* **Problem statement**: Give the data again, word for word.

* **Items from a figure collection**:

=====

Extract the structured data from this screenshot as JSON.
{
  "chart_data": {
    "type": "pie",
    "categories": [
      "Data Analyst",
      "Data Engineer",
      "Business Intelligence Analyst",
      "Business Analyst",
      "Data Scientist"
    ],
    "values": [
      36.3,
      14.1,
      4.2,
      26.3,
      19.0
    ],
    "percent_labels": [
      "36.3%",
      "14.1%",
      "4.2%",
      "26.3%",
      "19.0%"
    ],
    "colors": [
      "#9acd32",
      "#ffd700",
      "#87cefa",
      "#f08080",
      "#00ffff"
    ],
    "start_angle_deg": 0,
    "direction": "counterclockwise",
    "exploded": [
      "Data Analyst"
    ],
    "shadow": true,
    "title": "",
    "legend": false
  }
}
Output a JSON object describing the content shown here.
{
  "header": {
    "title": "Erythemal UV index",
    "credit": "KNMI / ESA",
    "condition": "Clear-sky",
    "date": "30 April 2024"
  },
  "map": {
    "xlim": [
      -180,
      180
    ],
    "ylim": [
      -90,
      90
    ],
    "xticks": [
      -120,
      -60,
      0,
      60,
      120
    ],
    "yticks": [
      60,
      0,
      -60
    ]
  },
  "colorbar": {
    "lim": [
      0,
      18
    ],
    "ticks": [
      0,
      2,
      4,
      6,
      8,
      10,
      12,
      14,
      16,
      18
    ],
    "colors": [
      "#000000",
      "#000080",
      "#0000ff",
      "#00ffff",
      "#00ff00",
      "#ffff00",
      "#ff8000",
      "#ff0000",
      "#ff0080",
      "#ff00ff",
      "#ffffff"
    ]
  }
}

=====

* **Output for this exercise**:
Extract the structured data from this screenshot as JSON.
{
  "chart_data": {
    "type": "pie",
    "categories": [
      "Data Analyst",
      "Data Engineer",
      "Business Intelligence Analyst",
      "Business Analyst",
      "Data Scientist"
    ],
    "values": [
      36.3,
      14.1,
      4.2,
      26.3,
      19.0
    ],
    "percent_labels": [
      "36.3%",
      "14.1%",
      "4.2%",
      "26.3%",
      "19.0%"
    ],
    "colors": [
      "#9acd32",
      "#ffd700",
      "#87cefa",
      "#f08080",
      "#00ffff"
    ],
    "start_angle_deg": 0,
    "direction": "counterclockwise",
    "exploded": [
      "Data Analyst"
    ],
    "shadow": true,
    "title": "",
    "legend": false
  }
}
Output a JSON object describing the content shown here.
{
  "header": {
    "title": "Erythemal UV index",
    "credit": "KNMI / ESA",
    "condition": "Clear-sky",
    "date": "30 April 2024"
  },
  "map": {
    "xlim": [
      -180,
      180
    ],
    "ylim": [
      -90,
      90
    ],
    "xticks": [
      -120,
      -60,
      0,
      60,
      120
    ],
    "yticks": [
      60,
      0,
      -60
    ]
  },
  "colorbar": {
    "lim": [
      0,
      18
    ],
    "ticks": [
      0,
      2,
      4,
      6,
      8,
      10,
      12,
      14,
      16,
      18
    ],
    "colors": [
      "#000000",
      "#000080",
      "#0000ff",
      "#00ffff",
      "#00ff00",
      "#ffff00",
      "#ff8000",
      "#ff0000",
      "#ff0080",
      "#ff00ff",
      "#ffffff"
    ]
  }
}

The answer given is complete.